PROMPT:
Exactly repeat the full listing that follows.

MATERIAL FOR THIS TASK:
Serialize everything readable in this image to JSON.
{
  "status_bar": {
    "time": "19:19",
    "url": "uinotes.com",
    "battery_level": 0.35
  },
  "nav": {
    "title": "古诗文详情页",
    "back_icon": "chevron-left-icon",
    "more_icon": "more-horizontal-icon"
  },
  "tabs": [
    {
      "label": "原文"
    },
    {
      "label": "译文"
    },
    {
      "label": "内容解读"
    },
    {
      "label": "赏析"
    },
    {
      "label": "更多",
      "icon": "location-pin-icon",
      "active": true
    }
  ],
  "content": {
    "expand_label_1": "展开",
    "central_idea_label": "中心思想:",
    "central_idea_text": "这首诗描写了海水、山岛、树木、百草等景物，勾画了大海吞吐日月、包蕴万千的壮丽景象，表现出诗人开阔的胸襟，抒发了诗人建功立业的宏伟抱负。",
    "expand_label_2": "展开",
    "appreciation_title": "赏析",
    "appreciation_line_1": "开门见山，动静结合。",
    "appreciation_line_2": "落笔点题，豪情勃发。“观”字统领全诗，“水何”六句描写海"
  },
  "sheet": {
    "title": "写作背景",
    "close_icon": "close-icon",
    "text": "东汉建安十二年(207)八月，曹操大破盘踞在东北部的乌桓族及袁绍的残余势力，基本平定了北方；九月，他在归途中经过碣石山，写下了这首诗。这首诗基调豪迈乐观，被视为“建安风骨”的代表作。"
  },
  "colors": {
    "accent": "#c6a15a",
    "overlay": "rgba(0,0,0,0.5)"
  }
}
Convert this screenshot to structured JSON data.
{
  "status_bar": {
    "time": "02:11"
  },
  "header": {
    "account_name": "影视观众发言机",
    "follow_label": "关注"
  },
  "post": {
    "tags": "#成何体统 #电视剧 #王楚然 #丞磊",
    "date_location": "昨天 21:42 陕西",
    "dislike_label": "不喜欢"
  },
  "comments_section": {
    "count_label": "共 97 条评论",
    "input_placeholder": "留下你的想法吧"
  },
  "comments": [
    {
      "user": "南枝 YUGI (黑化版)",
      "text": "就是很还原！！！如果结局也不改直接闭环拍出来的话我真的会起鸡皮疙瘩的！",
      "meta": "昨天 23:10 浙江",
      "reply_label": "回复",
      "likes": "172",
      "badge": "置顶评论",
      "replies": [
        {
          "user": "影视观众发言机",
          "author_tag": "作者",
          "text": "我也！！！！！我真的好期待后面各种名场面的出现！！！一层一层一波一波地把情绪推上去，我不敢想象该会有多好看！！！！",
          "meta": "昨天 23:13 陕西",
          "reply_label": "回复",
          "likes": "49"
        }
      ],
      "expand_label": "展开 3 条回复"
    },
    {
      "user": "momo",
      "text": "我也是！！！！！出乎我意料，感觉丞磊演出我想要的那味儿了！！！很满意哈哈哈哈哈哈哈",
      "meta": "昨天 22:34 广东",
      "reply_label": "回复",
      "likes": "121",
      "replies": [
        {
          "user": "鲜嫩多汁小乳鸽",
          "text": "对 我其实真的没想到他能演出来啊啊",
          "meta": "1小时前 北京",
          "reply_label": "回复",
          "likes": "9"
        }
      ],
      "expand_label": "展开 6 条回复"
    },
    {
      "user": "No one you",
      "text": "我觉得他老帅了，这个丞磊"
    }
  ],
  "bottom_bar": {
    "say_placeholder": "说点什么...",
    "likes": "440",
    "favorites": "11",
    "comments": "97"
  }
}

EXERCISE OUTPUT:
Serialize everything readable in this image to JSON.
{
  "status_bar": {
    "time": "19:19",
    "url": "uinotes.com",
    "battery_level": 0.35
  },
  "nav": {
    "title": "古诗文详情页",
    "back_icon": "chevron-left-icon",
    "more_icon": "more-horizontal-icon"
  },
  "tabs": [
    {
      "label": "原文"
    },
    {
      "label": "译文"
    },
    {
      "label": "内容解读"
    },
    {
      "label": "赏析"
    },
    {
      "label": "更多",
      "icon": "location-pin-icon",
      "active": true
    }
  ],
  "content": {
    "expand_label_1": "展开",
    "central_idea_label": "中心思想:",
    "central_idea_text": "这首诗描写了海水、山岛、树木、百草等景物，勾画了大海吞吐日月、包蕴万千的壮丽景象，表现出诗人开阔的胸襟，抒发了诗人建功立业的宏伟抱负。",
    "expand_label_2": "展开",
    "appreciation_title": "赏析",
    "appreciation_line_1": "开门见山，动静结合。",
    "appreciation_line_2": "落笔点题，豪情勃发。“观”字统领全诗，“水何”六句描写海"
  },
  "sheet": {
    "title": "写作背景",
    "close_icon": "close-icon",
    "text": "东汉建安十二年(207)八月，曹操大破盘踞在东北部的乌桓族及袁绍的残余势力，基本平定了北方；九月，他在归途中经过碣石山，写下了这首诗。这首诗基调豪迈乐观，被视为“建安风骨”的代表作。"
  },
  "colors": {
    "accent": "#c6a15a",
    "overlay": "rgba(0,0,0,0.5)"
  }
}
Convert this screenshot to structured JSON data.
{
  "status_bar": {
    "time": "02:11"
  },
  "header": {
    "account_name": "影视观众发言机",
    "follow_label": "关注"
  },
  "post": {
    "tags": "#成何体统 #电视剧 #王楚然 #丞磊",
    "date_location": "昨天 21:42 陕西",
    "dislike_label": "不喜欢"
  },
  "comments_section": {
    "count_label": "共 97 条评论",
    "input_placeholder": "留下你的想法吧"
  },
  "comments": [
    {
      "user": "南枝 YUGI (黑化版)",
      "text": "就是很还原！！！如果结局也不改直接闭环拍出来的话我真的会起鸡皮疙瘩的！",
      "meta": "昨天 23:10 浙江",
      "reply_label": "回复",
      "likes": "172",
      "badge": "置顶评论",
      "replies": [
        {
          "user": "影视观众发言机",
          "author_tag": "作者",
          "text": "我也！！！！！我真的好期待后面各种名场面的出现！！！一层一层一波一波地把情绪推上去，我不敢想象该会有多好看！！！！",
          "meta": "昨天 23:13 陕西",
          "reply_label": "回复",
          "likes": "49"
        }
      ],
      "expand_label": "展开 3 条回复"
    },
    {
      "user": "momo",
      "text": "我也是！！！！！出乎我意料，感觉丞磊演出我想要的那味儿了！！！很满意哈哈哈哈哈哈哈",
      "meta": "昨天 22:34 广东",
      "reply_label": "回复",
      "likes": "121",
      "replies": [
        {
          "user": "鲜嫩多汁小乳鸽",
          "text": "对 我其实真的没想到他能演出来啊啊",
          "meta": "1小时前 北京",
          "reply_label": "回复",
          "likes": "9"
        }
      ],
      "expand_label": "展开 6 条回复"
    },
    {
      "user": "No one you",
      "text": "我觉得他老帅了，这个丞磊"
    }
  ],
  "bottom_bar": {
    "say_placeholder": "说点什么...",
    "likes": "440",
    "favorites": "11",
    "comments": "97"
  }
}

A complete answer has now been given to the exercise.